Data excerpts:

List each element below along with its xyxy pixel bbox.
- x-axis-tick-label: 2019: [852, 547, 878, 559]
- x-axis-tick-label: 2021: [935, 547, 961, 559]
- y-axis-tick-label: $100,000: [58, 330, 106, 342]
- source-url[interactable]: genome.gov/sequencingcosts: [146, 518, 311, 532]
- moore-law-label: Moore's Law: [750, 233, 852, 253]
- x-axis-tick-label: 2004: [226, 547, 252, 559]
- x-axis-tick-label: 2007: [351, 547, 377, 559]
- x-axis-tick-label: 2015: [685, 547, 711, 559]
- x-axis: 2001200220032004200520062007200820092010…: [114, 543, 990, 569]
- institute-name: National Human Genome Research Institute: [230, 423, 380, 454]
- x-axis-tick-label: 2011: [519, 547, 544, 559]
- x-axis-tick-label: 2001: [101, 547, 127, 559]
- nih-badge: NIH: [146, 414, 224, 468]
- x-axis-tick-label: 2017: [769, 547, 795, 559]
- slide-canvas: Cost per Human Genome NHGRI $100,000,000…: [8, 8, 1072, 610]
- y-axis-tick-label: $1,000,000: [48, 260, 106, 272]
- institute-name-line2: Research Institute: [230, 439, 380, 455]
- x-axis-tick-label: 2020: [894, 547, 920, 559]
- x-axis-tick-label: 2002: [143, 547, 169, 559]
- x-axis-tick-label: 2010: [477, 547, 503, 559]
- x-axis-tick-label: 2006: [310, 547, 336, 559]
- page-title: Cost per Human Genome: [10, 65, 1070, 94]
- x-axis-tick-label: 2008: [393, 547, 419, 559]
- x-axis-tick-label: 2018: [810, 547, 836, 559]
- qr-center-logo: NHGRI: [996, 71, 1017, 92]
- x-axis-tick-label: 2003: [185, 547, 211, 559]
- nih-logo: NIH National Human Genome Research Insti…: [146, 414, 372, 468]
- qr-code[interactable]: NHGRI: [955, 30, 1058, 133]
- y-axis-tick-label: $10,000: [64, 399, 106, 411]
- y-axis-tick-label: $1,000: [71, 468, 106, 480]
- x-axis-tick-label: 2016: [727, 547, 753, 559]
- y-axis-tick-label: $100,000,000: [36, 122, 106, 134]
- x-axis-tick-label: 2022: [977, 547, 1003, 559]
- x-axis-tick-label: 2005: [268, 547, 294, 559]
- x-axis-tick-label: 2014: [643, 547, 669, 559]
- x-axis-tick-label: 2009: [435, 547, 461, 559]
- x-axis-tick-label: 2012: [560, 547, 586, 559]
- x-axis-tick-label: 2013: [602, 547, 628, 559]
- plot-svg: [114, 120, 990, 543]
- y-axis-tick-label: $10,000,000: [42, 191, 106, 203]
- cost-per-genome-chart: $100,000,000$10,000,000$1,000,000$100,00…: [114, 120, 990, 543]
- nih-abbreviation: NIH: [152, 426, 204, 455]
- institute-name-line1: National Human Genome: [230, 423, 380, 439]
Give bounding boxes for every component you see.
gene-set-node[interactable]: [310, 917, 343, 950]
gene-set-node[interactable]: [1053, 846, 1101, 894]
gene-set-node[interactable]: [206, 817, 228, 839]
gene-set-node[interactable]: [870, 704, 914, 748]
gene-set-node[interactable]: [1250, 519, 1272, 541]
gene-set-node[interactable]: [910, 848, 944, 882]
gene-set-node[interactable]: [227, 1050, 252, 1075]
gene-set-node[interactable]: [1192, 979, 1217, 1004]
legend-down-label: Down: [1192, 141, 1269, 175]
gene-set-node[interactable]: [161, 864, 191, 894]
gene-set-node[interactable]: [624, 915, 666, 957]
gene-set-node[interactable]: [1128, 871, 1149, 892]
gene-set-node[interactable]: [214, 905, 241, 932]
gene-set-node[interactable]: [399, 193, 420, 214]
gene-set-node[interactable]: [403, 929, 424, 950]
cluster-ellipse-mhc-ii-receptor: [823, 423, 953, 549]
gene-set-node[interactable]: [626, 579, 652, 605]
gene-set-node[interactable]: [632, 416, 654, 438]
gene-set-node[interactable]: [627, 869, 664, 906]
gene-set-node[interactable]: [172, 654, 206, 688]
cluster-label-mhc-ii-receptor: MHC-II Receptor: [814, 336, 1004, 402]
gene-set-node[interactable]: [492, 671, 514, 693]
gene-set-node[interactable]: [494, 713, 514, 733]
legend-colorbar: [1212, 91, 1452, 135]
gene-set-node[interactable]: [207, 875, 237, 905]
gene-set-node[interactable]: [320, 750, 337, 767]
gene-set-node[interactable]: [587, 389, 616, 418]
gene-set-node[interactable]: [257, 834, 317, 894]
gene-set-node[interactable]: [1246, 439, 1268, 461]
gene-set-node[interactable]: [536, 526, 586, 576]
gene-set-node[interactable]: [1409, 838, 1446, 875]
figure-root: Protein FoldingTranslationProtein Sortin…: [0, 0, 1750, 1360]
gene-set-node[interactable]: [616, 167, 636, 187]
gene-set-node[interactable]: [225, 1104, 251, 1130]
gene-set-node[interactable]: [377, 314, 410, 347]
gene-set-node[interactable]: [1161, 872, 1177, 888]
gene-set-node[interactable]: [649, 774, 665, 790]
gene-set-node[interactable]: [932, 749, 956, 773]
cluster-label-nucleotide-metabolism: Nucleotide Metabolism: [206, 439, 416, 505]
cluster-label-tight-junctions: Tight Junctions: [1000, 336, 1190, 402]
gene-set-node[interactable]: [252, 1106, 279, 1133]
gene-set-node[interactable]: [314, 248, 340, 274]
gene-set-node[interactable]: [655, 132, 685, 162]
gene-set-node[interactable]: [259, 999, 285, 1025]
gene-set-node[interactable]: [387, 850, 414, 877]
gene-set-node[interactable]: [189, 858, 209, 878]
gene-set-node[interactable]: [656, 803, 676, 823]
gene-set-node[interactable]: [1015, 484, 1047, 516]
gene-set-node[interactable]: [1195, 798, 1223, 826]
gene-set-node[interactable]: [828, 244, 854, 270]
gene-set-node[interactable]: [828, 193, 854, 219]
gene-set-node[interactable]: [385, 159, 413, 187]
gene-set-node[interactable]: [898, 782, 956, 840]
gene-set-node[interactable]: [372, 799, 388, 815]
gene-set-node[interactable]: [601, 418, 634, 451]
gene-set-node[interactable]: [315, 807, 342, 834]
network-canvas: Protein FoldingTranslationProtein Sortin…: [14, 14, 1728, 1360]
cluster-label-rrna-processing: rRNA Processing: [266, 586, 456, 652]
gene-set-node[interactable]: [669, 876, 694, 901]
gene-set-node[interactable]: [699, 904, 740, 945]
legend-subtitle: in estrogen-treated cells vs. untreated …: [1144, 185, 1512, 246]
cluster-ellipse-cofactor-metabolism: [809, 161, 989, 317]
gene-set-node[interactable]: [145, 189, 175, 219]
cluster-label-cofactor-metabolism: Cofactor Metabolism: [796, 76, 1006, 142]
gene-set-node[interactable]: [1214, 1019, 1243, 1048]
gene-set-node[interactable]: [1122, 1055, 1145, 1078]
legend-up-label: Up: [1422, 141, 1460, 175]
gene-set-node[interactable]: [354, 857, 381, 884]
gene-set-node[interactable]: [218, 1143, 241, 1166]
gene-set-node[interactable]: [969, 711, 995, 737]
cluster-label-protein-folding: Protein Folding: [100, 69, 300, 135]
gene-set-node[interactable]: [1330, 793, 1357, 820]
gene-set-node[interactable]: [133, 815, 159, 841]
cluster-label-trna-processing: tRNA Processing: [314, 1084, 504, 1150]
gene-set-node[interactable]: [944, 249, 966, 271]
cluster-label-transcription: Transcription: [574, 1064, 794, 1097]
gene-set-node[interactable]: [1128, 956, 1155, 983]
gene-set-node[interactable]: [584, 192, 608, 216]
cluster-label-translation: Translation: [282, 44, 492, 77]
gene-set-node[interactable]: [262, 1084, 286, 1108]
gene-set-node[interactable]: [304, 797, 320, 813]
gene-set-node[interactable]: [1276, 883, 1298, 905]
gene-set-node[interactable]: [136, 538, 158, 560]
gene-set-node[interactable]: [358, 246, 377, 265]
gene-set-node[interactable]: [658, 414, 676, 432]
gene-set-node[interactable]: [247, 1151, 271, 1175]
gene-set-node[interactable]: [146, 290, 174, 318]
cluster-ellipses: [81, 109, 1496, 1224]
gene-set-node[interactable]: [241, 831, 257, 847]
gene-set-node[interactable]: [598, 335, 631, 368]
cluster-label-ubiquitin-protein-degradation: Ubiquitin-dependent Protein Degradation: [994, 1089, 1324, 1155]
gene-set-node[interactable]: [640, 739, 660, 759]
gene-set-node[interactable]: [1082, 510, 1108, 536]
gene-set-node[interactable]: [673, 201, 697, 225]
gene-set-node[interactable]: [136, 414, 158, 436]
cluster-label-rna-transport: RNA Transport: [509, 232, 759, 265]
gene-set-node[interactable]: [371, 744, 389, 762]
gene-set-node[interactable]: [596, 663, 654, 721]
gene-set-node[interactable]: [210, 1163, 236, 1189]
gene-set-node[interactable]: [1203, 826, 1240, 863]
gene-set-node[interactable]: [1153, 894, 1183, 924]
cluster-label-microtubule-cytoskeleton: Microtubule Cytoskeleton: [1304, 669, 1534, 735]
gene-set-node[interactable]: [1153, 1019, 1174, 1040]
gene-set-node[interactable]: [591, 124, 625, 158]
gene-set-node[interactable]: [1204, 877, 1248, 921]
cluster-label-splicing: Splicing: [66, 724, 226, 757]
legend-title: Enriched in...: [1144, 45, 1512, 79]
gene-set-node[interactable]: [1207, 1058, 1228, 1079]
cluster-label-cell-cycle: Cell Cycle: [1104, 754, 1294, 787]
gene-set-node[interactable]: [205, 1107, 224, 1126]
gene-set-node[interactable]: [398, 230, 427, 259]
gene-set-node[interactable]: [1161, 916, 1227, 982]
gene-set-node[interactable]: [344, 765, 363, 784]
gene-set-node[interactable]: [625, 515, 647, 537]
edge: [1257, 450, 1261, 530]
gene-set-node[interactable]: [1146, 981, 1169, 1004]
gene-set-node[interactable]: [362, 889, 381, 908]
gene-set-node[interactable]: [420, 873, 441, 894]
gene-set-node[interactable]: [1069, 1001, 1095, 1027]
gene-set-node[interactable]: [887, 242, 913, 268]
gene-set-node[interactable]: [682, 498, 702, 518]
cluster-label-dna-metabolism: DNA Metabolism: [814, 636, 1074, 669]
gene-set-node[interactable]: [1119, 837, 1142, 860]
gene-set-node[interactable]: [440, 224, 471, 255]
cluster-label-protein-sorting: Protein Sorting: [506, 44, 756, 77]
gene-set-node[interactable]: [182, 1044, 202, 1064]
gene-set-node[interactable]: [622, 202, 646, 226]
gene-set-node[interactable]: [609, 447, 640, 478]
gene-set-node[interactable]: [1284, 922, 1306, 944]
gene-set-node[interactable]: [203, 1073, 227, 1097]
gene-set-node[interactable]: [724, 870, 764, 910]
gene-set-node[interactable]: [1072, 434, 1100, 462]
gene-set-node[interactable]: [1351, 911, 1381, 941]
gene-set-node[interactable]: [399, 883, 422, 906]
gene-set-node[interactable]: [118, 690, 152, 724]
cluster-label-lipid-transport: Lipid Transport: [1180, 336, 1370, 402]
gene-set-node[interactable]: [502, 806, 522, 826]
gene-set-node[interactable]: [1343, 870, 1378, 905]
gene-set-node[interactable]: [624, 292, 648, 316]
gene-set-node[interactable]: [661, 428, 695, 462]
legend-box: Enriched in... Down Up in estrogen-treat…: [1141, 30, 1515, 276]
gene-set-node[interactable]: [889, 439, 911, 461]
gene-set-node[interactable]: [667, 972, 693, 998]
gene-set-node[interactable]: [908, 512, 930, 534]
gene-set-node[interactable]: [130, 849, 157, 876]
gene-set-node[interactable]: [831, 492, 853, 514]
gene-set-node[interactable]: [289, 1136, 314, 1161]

Work to be completed: A single number is the whole answer: how many lines in the data above hold the string "institute".

Answer for this exercise: 3